> [Short task]:
Say how many lines in the data below contain the word "Type", and give no other text.

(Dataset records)
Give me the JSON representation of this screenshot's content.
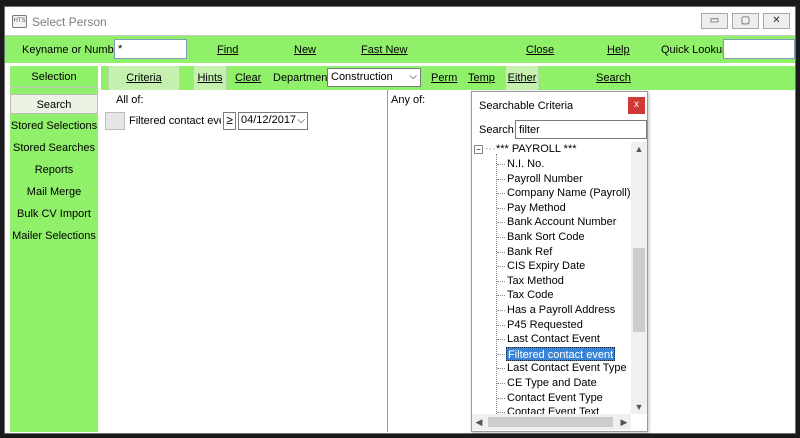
{
  "window": {
    "title": "Select Person",
    "icon_name": "app-icon",
    "controls": {
      "minimize": "▭",
      "maximize": "▢",
      "close": "✕"
    }
  },
  "toolbar": {
    "keyname_label": "Keyname or Number",
    "keyname_value": "*",
    "find": "Find",
    "new": "New",
    "fast_new": "Fast New",
    "close": "Close",
    "help": "Help",
    "quick_lookup_label": "Quick Lookup",
    "quick_lookup_value": ""
  },
  "colors": {
    "accent_green": "#90f06a",
    "tab_green": "#c5f0b0",
    "selected_blue": "#3a84d7",
    "close_red": "#cf3a34"
  },
  "sidebar": {
    "header": "Selection",
    "items": [
      {
        "label": "Search",
        "active": true
      },
      {
        "label": "Stored Selections"
      },
      {
        "label": "Stored Searches"
      },
      {
        "label": "Reports"
      },
      {
        "label": "Mail Merge"
      },
      {
        "label": "Bulk CV Import"
      },
      {
        "label": "Mailer Selections"
      }
    ]
  },
  "subbar": {
    "criteria": "Criteria",
    "hints": "Hints",
    "clear": "Clear",
    "department_label": "Department",
    "department_value": "Construction",
    "perm": "Perm",
    "temp": "Temp",
    "either": "Either",
    "search": "Search"
  },
  "criteria_panel": {
    "all_of_label": "All of:",
    "any_of_label": "Any of:",
    "row": {
      "name": "Filtered contact event",
      "operator": "≥",
      "date": "04/12/2017"
    }
  },
  "popup": {
    "title": "Searchable Criteria",
    "close": "x",
    "search_label": "Search",
    "search_value": "filter",
    "root_label": "*** PAYROLL ***",
    "items": [
      "N.I. No.",
      "Payroll Number",
      "Company Name (Payroll)",
      "Pay Method",
      "Bank Account Number",
      "Bank Sort Code",
      "Bank Ref",
      "CIS Expiry Date",
      "Tax Method",
      "Tax Code",
      "Has a Payroll Address",
      "P45 Requested",
      "Last Contact Event",
      "Filtered contact event",
      "Last Contact Event Type",
      "CE Type and Date",
      "Contact Event Type",
      "Contact Event Text"
    ],
    "selected_index": 13
  }
}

> [Complete output]:
3